— Ausgangstext —
23.01.2013, 15:59 Uhr

Warum der Klimawandel nicht mehr stattfindet

Münster / Frankfurt / Zürich, Schweiz – In jüngerer Vergangenheit waren viele Jahre zu warm. Die Temperaturen lagen über dem langjährigen Durchschnitt. Das kann sich jetzt ändern. Bei der Frage, ob ein Jahr zu warm oder zu kalt ist, spielt der Vergleichszeitraum eine entscheidende Bedeutung. Bisher wurde in der Regel ein 30-jähriger Vergleichszeitraum (1961 – 1990) herangezogen. Erst nach Ablauf der nächsten 30 Jahre (1991 – 2020), d.h. ab 2021, würde auf internationaler Ebene ein neuer Referenzzeitraum 1991 – 2020 gelten. Die World Meteorological Organization (WMO) empfiehlt inzwischen aber insbesondere für kurzfristigere Vergleiche eine weitere Referenzperiode (1981 - 2010), die neben dem für internationale und langfristige Vergleiche geltenden Zeitraum 1961 - 1990 herangezogen werden soll. Das hat Konsequenzen.

Klimawandel kann ausgetrickst werden – weiterer Vergleichszeitraum eingeführt

Die WMO empfiehlt seinen rund 190 Mitgliedern wie z.B. dem Deutschen Wetterdienst (DVD) insbesondere für kurzfristigere Vergleiche neuerdings parallel zum 30-jährigen Vergleichszeitraum (1961 – 1990) einen weiteren Vergleichszeitraum (1981 - 2010). Da die letzten Jahre häufig zu warm ausgefallen sind, machen sich die höheren Temperaturen jetzt verstärkt im Mittelwert der Vergleichsperiode 1981 - 2010 bemerkbar und heben das Durchschnittsniveau an. Die Konsequenzen: Ein aktuelles Jahr, z.B. 2012, das im Vergleich zur Referenzperiode 1961 – 1990 mit den niedrigeren Durchschnittswerten zu warm ausfällt, ist im Vergleich zur Referenzperiode 1981 – 2010, in die bereits die warmen Jahre berücksichtigt werden, plötzlich ein "normales" Jahr.

Schweiz führt neue Klima-Referenzperiode ein

Auch die Schweiz hat sich nun dazu entscheiden, gemäß der Empfehlung der WMO die neue Klimanormwertperiode 1981 - 2010 statt des Zeitraums 1961 - 1990 für ihre Auswertungen, Berichte und Produkte zu verwenden und macht so warme Jahre zu durchschnittlichen Jahren. Wenn das Schweizer Bundesamt für Meteorologie und Klimatologie MeteoSchweiz also in Kürze über den Monat Januar 2013 berichtet, wird dort ein Vergleich zur alten Periode nicht mehr zu finden sein. Auf IWR-Nachfrage erklärte ein Sprecher von MeteoSchweiz, dass das Land damit nachziehe. Viele andere Staaten hätten diesen Schritt bereits umgesetzt.

— Datensätze —

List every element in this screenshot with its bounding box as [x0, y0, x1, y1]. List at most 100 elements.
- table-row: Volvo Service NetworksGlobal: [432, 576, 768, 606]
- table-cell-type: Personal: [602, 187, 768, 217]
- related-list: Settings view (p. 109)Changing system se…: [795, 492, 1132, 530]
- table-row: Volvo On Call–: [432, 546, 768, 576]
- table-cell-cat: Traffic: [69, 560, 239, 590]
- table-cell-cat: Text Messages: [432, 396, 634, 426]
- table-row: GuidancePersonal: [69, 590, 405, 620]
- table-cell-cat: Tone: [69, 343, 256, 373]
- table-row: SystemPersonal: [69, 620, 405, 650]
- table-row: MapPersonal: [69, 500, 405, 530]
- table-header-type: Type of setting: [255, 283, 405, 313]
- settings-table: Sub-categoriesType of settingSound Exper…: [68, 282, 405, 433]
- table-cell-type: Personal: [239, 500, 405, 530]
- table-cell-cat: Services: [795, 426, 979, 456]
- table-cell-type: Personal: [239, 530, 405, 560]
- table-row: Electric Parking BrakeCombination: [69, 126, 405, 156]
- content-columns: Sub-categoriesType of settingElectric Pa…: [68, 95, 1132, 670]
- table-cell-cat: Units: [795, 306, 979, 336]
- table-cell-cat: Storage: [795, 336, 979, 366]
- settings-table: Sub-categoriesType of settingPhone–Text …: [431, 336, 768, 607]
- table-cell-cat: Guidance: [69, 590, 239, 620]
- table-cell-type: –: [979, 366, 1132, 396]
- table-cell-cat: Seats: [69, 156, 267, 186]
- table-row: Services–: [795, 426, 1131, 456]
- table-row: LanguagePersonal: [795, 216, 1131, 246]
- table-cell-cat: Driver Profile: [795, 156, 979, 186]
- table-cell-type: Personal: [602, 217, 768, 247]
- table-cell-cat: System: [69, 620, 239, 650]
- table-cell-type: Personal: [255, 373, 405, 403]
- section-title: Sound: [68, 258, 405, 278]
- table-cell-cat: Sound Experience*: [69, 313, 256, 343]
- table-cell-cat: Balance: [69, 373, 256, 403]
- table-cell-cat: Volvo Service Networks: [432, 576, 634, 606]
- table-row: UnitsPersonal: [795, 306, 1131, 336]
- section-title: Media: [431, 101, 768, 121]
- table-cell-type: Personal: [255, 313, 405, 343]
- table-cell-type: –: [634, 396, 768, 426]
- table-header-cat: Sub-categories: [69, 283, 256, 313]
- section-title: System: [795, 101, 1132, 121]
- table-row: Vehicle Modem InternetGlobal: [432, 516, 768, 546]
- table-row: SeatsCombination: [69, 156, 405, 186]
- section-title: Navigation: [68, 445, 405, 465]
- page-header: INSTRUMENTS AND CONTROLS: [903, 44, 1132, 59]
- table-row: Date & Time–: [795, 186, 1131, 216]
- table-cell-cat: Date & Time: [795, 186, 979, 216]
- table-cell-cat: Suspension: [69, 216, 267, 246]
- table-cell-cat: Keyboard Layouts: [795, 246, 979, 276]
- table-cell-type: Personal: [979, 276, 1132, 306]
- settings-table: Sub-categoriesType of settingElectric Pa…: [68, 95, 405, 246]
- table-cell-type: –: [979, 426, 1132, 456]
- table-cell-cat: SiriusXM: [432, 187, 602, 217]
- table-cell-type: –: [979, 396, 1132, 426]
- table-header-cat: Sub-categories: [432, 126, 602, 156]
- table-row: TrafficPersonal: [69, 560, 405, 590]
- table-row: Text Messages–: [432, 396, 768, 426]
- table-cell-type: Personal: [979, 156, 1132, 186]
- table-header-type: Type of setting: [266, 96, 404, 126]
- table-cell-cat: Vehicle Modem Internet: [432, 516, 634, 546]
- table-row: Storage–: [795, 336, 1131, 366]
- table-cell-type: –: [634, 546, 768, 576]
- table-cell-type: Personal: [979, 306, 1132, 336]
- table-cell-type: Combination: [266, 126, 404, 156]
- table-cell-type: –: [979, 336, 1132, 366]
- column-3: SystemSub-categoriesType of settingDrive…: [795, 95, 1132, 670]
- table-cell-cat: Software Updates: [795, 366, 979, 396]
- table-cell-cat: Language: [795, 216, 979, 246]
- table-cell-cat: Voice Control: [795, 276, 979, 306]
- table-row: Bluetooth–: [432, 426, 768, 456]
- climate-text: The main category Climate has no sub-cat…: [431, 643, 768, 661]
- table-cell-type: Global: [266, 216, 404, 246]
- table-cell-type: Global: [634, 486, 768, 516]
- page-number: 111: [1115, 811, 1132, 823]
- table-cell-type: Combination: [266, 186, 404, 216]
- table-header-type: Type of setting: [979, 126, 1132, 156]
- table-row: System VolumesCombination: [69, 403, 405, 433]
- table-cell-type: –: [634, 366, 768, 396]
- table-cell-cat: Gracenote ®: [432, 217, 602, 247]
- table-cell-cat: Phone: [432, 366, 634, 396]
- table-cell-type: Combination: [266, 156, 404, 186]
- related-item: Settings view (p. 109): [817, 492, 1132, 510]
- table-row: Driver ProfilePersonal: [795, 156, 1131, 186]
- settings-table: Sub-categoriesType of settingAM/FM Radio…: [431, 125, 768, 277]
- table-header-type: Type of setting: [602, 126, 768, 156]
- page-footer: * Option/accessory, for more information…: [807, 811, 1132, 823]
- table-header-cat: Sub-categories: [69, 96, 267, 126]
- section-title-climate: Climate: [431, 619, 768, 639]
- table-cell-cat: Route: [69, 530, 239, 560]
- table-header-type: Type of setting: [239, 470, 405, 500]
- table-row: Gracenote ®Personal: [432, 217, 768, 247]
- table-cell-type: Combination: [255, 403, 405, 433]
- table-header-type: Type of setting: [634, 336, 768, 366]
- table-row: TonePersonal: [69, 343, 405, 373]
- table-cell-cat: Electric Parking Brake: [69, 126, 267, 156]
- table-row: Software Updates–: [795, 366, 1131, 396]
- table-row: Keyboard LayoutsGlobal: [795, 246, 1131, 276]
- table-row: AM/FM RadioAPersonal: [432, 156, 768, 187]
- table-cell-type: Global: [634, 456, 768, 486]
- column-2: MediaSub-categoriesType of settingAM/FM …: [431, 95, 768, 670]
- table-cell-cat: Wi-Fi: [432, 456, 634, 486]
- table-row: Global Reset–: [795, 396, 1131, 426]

— Arbeitsauftrag —
Geben Sie aus dem Text über die Klima-Referenzperioden den Abschnitt von „Münster / Frankfurt“ bis einschließlich „Das hat Konsequenzen.“ wortgetreu wieder.

— Lösung —
Münster / Frankfurt / Zürich, Schweiz – In jüngerer Vergangenheit waren viele Jahre zu warm. Die Temperaturen lagen über dem langjährigen Durchschnitt. Das kann sich jetzt ändern. Bei der Frage, ob ein Jahr zu warm oder zu kalt ist, spielt der Vergleichszeitraum eine entscheidende Bedeutung. Bisher wurde in der Regel ein 30-jähriger Vergleichszeitraum (1961 – 1990) herangezogen. Erst nach Ablauf der nächsten 30 Jahre (1991 – 2020), d.h. ab 2021, würde auf internationaler Ebene ein neuer Referenzzeitraum 1991 – 2020 gelten. Die World Meteorological Organization (WMO) empfiehlt inzwischen aber insbesondere für kurzfristigere Vergleiche eine weitere Referenzperiode (1981 - 2010), die neben dem für internationale und langfristige Vergleiche geltenden Zeitraum 1961 - 1990 herangezogen werden soll. Das hat Konsequenzen.